EXERCISE OBJECTIVE
Records follow. Pull out every line that contains "color".
# START OF RECORDS
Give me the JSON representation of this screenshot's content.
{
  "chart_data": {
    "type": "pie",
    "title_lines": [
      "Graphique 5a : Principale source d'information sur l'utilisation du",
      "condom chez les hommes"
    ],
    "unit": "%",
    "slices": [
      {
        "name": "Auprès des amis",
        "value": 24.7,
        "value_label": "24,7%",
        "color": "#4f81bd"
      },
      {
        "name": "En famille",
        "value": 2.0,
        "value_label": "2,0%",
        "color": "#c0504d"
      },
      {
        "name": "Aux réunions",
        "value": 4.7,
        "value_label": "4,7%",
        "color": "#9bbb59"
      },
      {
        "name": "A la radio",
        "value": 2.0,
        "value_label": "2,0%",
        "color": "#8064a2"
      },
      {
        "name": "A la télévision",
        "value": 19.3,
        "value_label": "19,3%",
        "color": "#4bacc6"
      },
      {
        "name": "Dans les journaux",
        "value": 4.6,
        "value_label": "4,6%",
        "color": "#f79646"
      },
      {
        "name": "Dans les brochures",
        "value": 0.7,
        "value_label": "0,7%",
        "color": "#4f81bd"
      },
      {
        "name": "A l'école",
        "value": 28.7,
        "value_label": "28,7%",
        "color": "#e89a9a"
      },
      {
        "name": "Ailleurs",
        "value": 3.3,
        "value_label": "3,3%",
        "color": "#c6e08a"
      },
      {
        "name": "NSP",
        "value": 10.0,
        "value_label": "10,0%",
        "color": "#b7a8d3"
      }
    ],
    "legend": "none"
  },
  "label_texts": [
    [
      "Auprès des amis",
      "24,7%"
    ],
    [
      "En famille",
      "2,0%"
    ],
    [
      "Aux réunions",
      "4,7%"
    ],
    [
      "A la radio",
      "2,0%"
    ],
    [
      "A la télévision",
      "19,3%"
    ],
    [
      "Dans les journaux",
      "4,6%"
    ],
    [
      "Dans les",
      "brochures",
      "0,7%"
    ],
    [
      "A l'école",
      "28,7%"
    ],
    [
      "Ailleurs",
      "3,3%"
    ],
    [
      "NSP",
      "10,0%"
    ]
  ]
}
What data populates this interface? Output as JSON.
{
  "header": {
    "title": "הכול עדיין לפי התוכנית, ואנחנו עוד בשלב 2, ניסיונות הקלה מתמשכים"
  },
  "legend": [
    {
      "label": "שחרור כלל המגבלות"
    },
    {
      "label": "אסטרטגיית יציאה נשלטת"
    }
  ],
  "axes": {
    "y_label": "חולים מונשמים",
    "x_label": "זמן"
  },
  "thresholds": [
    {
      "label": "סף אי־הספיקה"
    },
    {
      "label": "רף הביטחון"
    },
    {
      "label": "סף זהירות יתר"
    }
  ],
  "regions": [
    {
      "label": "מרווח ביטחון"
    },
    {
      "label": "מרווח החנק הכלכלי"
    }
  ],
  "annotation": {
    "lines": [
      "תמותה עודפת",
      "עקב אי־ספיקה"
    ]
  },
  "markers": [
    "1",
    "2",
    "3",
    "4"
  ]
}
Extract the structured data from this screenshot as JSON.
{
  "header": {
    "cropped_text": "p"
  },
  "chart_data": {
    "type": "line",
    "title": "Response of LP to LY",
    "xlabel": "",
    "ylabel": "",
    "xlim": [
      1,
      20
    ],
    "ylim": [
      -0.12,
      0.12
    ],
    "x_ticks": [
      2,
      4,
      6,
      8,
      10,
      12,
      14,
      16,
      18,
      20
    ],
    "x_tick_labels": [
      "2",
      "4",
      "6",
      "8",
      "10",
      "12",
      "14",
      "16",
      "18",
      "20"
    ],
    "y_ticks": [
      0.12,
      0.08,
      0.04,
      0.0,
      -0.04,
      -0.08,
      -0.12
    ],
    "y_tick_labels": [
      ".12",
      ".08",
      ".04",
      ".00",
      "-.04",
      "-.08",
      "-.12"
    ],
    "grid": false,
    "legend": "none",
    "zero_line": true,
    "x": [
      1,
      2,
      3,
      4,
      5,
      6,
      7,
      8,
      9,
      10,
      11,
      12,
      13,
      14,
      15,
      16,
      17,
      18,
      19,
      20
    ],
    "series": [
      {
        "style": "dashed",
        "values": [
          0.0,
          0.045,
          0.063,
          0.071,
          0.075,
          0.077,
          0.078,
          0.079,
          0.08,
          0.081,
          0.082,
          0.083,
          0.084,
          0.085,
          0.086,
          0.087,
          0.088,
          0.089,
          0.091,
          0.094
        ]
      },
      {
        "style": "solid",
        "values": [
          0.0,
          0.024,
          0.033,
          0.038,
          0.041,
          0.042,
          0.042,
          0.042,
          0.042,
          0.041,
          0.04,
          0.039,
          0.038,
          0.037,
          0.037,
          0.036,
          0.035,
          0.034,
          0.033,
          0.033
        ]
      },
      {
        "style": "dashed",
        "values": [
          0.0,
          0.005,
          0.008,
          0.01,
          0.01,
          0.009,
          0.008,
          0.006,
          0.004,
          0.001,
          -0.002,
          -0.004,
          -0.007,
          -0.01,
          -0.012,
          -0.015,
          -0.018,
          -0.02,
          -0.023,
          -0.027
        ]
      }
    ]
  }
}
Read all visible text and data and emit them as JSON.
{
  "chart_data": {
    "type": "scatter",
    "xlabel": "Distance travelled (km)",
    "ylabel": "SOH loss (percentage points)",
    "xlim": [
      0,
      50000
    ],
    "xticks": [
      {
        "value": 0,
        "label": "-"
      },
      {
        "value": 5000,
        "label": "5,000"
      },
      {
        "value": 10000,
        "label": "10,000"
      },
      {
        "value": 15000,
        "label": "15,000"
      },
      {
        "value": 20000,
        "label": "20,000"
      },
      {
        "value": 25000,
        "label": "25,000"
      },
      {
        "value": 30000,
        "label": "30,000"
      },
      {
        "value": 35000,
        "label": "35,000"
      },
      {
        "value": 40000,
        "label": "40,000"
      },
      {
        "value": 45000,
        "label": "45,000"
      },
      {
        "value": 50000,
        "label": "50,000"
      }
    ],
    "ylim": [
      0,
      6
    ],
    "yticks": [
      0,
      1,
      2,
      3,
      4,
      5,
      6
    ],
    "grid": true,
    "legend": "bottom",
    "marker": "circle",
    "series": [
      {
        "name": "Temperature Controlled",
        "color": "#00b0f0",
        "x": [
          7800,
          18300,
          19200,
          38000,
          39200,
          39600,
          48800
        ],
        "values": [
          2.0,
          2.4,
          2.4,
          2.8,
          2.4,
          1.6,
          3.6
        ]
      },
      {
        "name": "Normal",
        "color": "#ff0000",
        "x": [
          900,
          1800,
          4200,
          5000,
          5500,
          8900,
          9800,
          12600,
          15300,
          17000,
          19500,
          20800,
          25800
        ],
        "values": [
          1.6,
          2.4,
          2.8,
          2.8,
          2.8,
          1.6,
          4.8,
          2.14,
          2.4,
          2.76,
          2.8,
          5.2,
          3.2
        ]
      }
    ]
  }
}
# END OF RECORDS
OUTPUT BELOW
        "color": "#4f81bd"
        "color": "#c0504d"
        "color": "#9bbb59"
        "color": "#8064a2"
        "color": "#4bacc6"
        "color": "#f79646"
        "color": "#4f81bd"
        "color": "#e89a9a"
        "color": "#c6e08a"
        "color": "#b7a8d3"
        "color": "#00b0f0",
        "color": "#ff0000",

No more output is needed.